• Problem to work on
Gather all lines in the entries that include the word "name".

• Stored data

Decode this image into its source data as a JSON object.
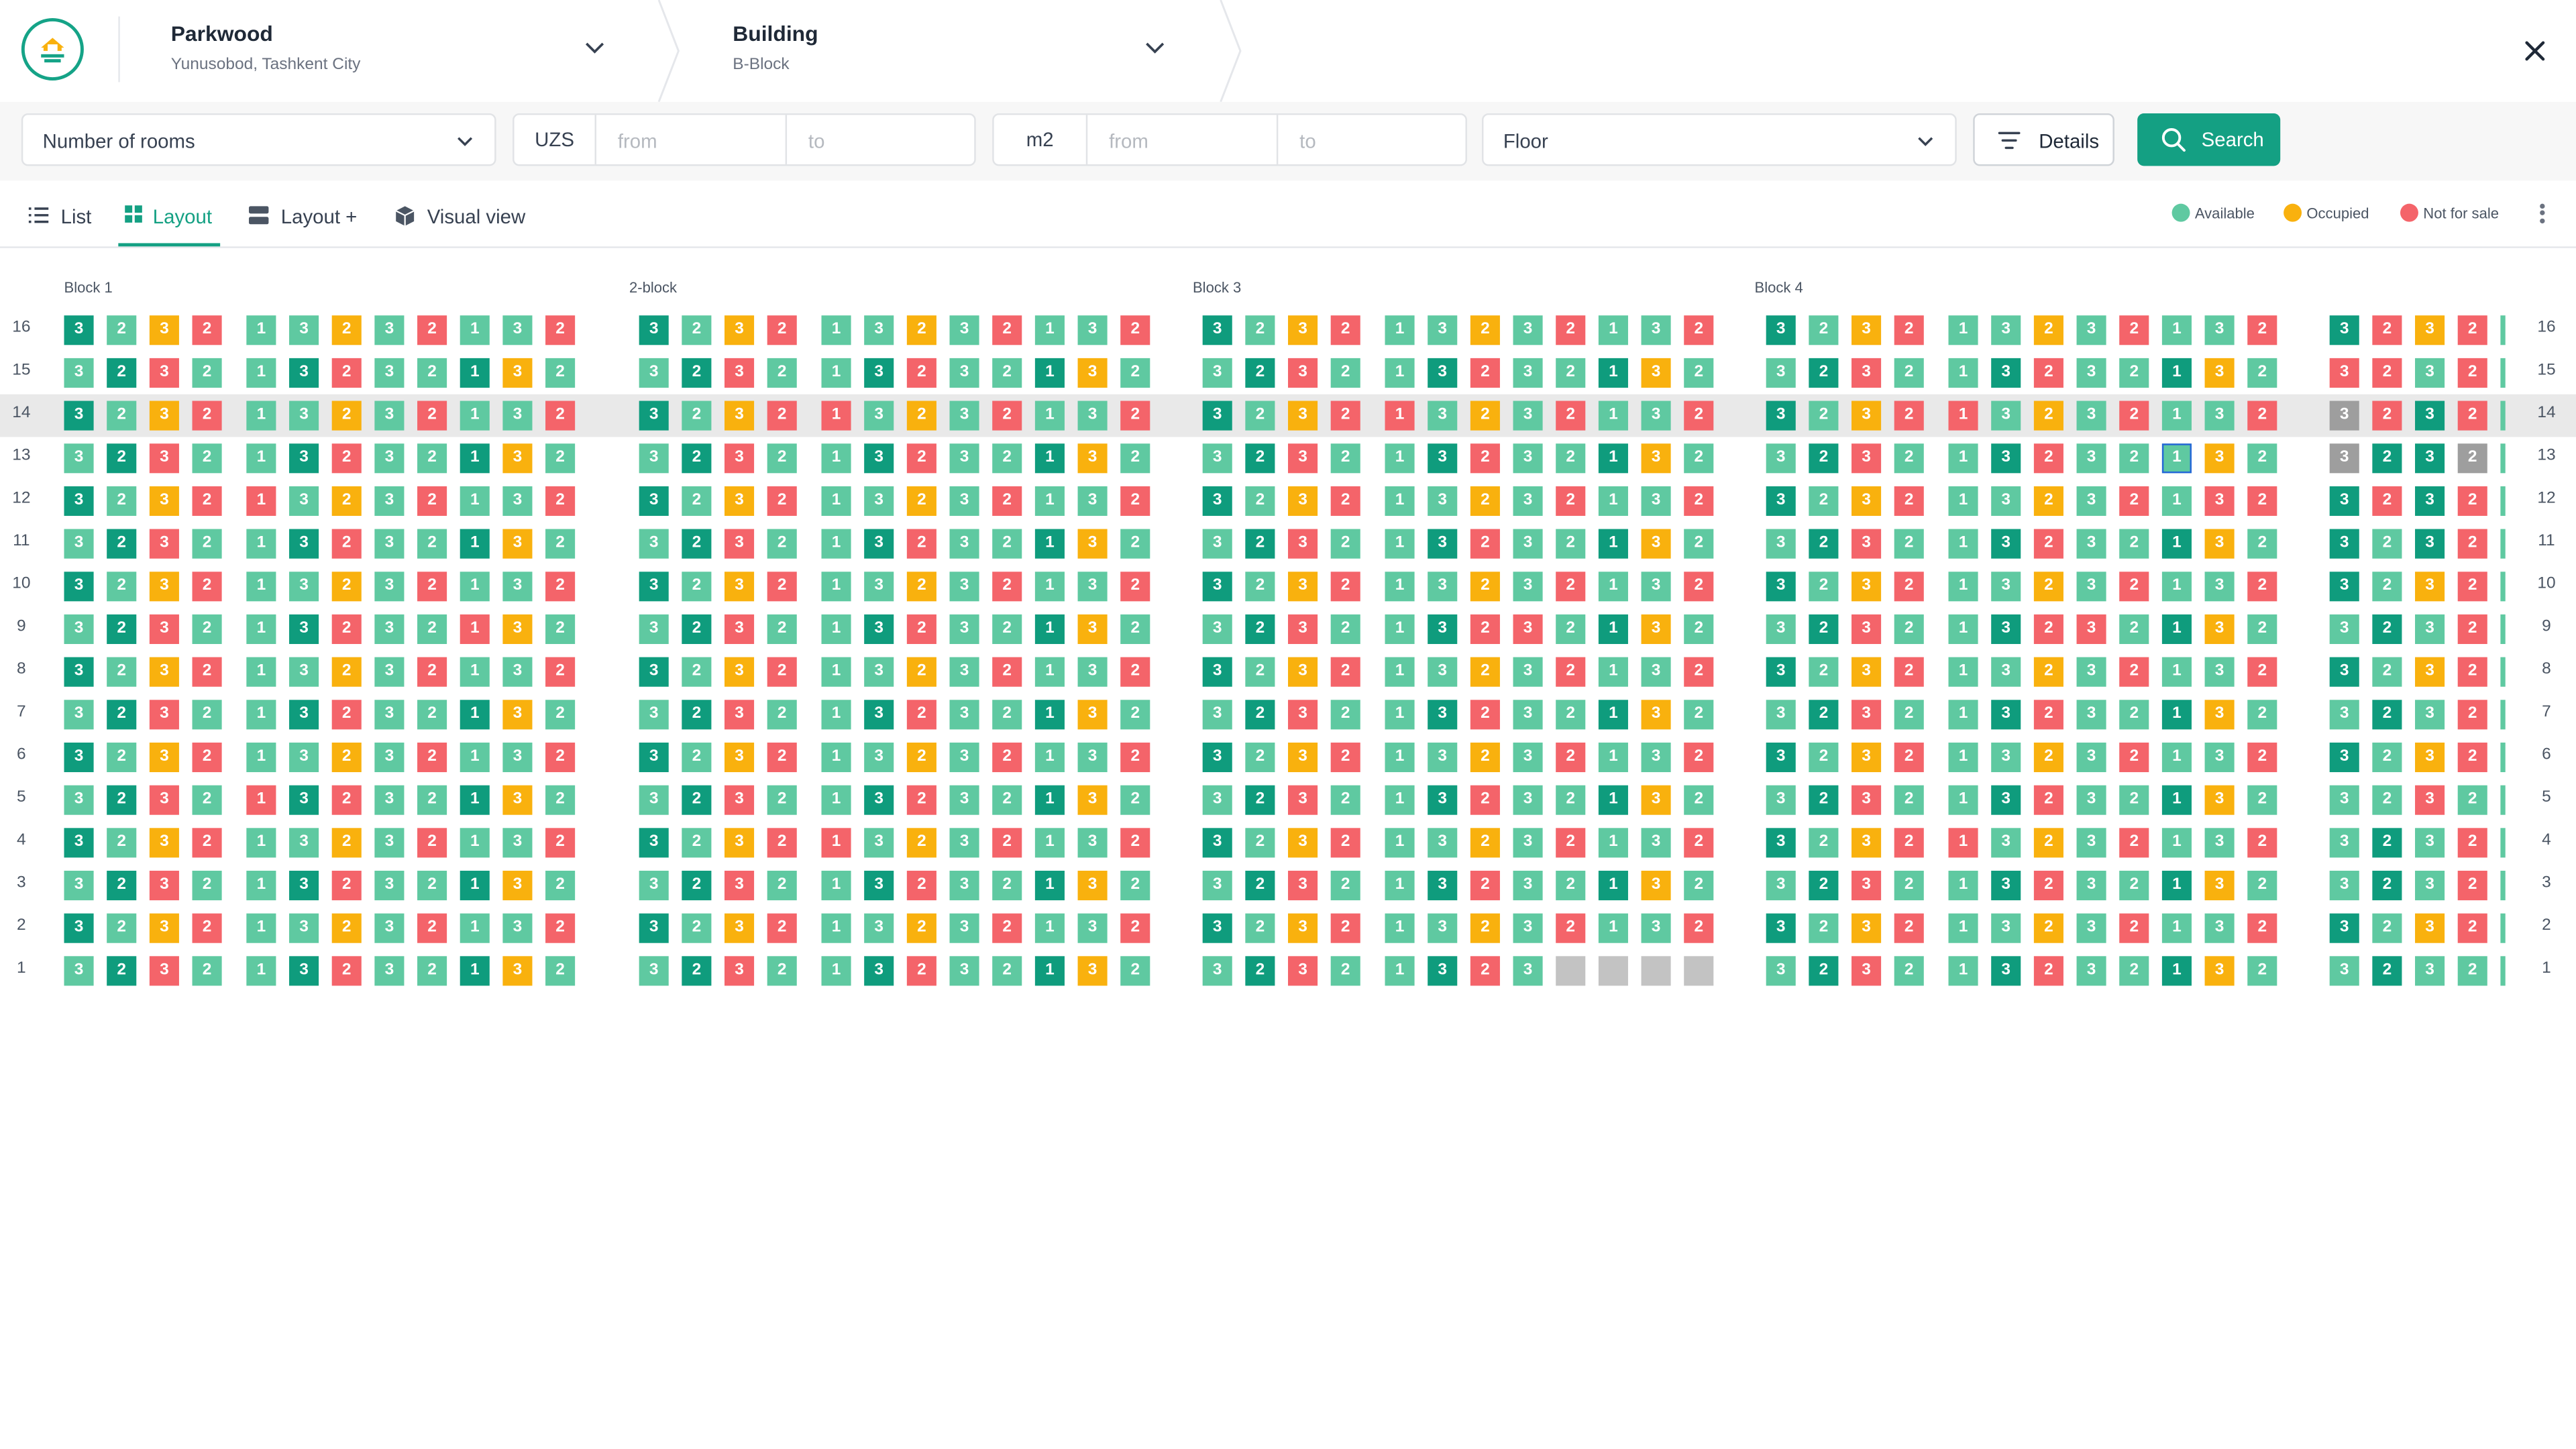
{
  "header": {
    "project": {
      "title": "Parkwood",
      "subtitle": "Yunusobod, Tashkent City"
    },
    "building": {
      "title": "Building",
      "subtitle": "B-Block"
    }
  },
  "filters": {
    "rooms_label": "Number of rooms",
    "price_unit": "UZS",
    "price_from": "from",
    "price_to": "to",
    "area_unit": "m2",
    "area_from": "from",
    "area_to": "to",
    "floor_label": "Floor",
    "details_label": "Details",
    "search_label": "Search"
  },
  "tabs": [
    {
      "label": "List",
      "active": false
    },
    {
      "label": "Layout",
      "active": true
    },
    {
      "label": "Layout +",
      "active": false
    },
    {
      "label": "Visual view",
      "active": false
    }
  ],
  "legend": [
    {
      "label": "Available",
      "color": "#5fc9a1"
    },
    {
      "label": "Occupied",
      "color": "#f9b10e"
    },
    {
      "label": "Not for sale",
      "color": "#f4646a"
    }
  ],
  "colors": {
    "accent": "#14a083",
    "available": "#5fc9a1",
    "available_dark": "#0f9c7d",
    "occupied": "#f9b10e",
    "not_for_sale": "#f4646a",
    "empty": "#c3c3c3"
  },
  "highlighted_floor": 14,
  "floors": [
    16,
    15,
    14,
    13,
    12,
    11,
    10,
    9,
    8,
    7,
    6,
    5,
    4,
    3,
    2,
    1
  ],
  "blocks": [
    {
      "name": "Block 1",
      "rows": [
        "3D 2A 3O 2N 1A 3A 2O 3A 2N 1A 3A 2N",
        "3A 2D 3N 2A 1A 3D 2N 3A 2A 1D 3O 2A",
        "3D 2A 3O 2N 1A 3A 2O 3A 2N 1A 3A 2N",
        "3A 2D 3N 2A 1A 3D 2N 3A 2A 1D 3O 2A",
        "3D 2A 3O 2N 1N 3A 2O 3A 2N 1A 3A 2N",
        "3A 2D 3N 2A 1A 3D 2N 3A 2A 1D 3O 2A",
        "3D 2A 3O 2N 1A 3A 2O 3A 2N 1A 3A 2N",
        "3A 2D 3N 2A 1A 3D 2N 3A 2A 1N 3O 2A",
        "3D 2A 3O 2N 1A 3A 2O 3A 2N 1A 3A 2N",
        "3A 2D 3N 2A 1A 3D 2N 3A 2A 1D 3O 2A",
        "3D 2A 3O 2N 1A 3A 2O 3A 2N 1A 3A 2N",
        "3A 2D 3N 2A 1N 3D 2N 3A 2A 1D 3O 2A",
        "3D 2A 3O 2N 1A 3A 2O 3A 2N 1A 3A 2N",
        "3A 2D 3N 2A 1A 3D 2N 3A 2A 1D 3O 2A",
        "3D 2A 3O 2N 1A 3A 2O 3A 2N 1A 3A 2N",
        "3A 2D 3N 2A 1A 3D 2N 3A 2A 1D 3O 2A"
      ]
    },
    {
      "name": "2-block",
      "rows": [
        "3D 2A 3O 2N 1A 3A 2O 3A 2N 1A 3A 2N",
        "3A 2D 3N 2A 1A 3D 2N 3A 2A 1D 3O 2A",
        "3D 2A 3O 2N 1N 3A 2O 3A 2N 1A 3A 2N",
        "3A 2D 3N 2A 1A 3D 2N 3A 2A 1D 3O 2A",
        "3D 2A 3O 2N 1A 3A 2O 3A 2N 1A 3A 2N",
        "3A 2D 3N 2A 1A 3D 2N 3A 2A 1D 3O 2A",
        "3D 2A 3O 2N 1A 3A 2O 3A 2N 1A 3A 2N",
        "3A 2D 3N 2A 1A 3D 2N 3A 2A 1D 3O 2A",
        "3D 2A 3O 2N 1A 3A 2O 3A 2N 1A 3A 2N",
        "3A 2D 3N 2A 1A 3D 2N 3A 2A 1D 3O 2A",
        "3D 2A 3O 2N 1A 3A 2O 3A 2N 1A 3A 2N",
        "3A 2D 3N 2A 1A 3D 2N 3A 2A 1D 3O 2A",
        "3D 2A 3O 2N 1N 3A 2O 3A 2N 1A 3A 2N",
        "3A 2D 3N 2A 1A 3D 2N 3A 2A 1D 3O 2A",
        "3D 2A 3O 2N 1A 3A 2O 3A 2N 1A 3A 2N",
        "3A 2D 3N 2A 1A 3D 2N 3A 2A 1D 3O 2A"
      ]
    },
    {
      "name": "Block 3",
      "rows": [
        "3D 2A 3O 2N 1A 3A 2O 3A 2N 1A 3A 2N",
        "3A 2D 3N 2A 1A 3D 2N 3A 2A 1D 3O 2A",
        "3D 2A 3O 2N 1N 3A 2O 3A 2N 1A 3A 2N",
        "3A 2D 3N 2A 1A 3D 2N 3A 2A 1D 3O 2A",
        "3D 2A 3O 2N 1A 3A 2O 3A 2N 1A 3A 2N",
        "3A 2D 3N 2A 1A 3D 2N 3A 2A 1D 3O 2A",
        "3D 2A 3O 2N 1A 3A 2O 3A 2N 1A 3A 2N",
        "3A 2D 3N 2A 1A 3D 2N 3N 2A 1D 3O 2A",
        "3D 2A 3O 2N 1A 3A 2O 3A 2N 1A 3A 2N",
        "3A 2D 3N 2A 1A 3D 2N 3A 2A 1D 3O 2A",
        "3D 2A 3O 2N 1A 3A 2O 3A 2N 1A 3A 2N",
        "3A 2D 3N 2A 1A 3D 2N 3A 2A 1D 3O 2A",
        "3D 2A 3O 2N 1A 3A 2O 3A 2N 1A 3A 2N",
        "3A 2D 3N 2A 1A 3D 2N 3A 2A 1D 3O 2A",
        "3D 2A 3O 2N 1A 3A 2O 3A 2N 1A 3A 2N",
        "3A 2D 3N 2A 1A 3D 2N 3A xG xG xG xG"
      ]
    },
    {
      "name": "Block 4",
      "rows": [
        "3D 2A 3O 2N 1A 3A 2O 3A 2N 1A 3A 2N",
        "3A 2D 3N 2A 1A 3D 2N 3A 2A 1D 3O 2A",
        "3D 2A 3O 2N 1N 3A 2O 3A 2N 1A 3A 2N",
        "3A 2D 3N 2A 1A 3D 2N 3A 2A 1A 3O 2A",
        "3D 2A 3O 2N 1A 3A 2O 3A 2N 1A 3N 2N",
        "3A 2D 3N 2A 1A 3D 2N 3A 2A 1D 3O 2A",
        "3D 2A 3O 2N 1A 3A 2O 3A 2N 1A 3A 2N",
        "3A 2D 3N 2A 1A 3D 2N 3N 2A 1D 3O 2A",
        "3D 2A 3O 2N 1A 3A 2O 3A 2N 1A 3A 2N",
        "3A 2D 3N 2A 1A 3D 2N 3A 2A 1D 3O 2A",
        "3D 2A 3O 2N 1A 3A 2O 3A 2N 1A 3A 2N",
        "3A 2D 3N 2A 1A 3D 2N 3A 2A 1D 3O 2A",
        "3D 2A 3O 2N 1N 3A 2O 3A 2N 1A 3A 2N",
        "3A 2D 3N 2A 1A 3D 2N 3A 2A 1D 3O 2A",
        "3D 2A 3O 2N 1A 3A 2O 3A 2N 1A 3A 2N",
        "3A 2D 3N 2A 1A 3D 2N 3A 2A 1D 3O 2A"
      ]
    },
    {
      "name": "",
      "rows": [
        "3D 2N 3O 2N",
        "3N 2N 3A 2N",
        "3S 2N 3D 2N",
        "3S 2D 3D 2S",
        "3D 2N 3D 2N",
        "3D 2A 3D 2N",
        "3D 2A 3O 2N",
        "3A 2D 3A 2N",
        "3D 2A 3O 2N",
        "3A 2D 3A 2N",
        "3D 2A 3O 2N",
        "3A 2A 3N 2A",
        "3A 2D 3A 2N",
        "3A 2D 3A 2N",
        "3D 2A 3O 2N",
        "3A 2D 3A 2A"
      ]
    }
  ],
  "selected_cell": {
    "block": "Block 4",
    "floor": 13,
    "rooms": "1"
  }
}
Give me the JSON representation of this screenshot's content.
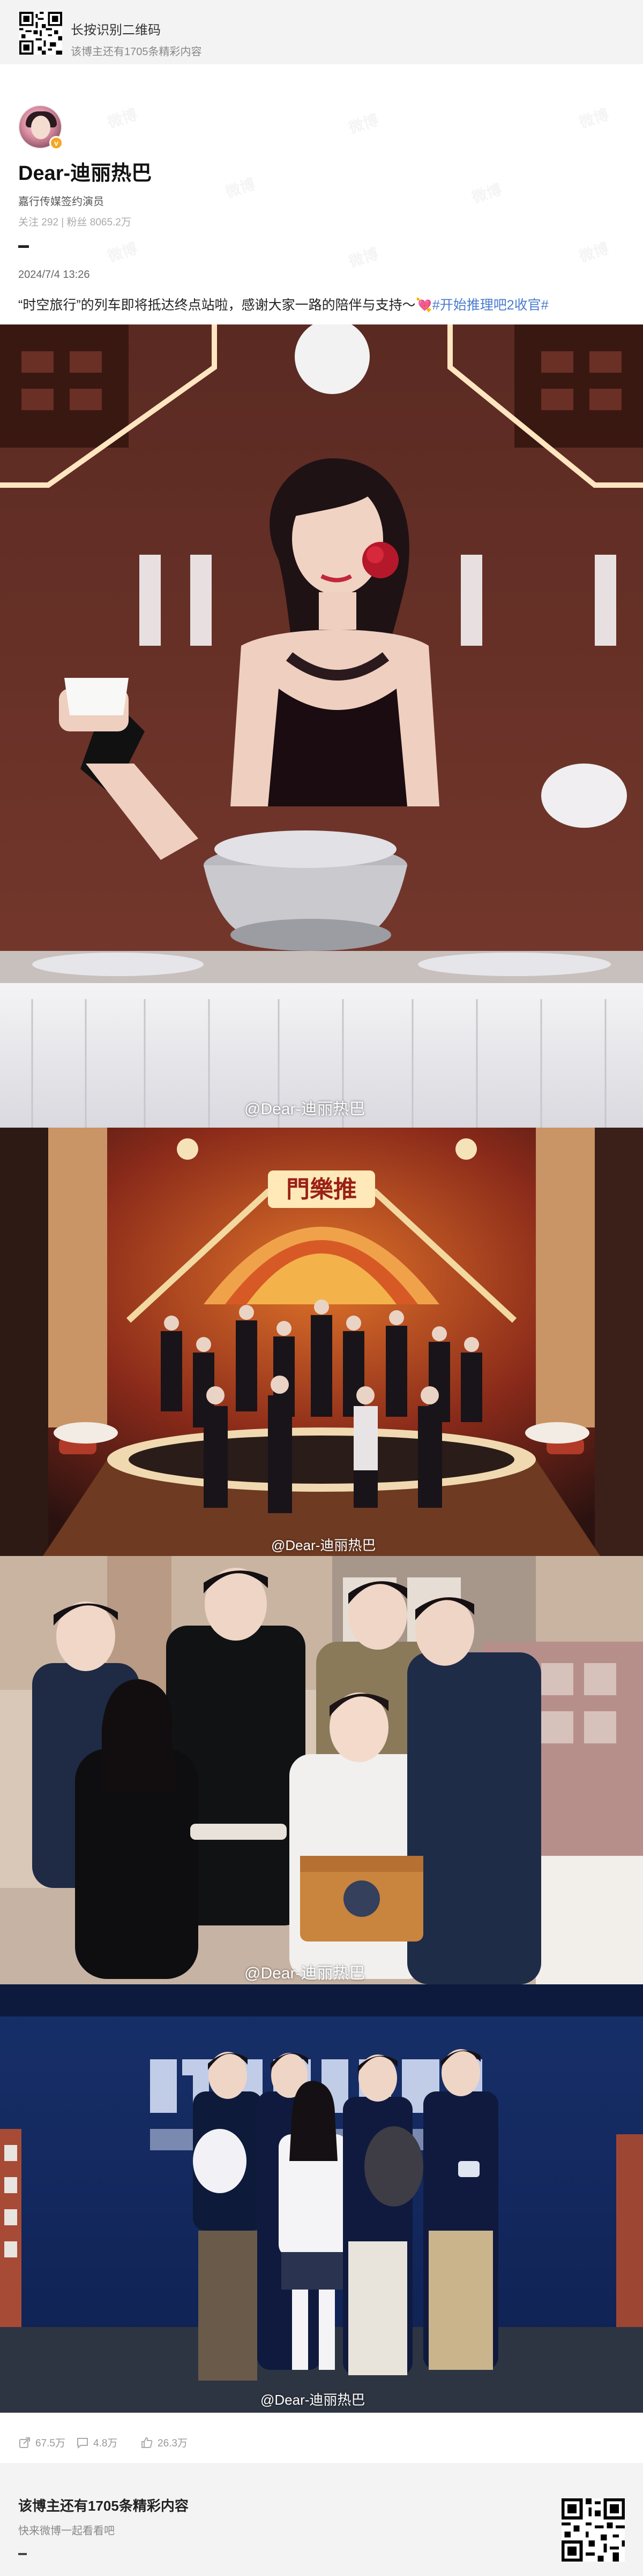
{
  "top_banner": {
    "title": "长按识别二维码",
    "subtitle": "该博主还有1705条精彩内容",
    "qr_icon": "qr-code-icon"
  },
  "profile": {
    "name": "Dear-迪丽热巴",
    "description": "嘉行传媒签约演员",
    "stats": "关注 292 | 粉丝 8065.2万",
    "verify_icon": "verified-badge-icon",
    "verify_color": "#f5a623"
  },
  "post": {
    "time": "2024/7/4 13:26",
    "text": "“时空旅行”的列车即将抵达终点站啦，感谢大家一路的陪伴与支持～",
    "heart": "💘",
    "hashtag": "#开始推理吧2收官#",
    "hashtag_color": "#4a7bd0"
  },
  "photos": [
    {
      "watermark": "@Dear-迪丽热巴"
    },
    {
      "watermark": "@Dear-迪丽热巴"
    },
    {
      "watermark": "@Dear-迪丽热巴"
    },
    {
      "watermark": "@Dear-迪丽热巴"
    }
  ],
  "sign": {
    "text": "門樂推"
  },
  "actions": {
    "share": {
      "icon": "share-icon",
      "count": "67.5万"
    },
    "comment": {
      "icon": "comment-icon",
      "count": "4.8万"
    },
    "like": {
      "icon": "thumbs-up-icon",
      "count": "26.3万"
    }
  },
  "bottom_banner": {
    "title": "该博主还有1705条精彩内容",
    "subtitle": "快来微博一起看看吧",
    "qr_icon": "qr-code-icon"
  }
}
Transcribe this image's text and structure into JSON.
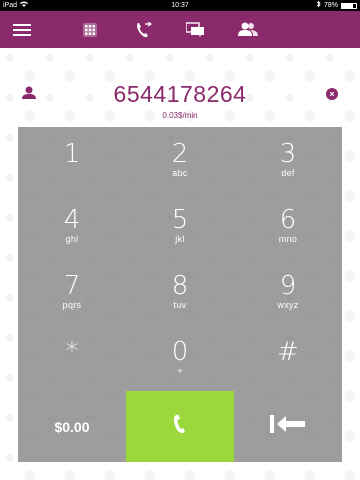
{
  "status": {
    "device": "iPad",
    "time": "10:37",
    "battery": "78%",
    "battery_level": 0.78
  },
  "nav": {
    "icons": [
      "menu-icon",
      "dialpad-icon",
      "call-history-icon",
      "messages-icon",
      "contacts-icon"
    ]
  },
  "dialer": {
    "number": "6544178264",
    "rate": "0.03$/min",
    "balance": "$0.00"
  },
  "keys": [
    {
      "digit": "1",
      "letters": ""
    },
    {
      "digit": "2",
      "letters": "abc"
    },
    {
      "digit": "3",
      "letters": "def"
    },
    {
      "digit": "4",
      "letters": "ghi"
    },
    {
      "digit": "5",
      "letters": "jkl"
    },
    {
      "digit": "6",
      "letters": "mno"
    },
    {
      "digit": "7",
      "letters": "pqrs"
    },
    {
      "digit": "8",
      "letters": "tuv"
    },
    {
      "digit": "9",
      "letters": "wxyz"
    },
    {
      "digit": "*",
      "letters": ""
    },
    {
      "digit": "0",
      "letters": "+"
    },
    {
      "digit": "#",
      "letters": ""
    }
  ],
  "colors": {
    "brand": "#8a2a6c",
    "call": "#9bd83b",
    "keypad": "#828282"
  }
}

• Exercise solution
      "name": "Block 1",
      "name": "2-block",
      "name": "Block 3",
      "name": "Block 4",
      "name": "",
    "name": "Dear-迪丽热巴",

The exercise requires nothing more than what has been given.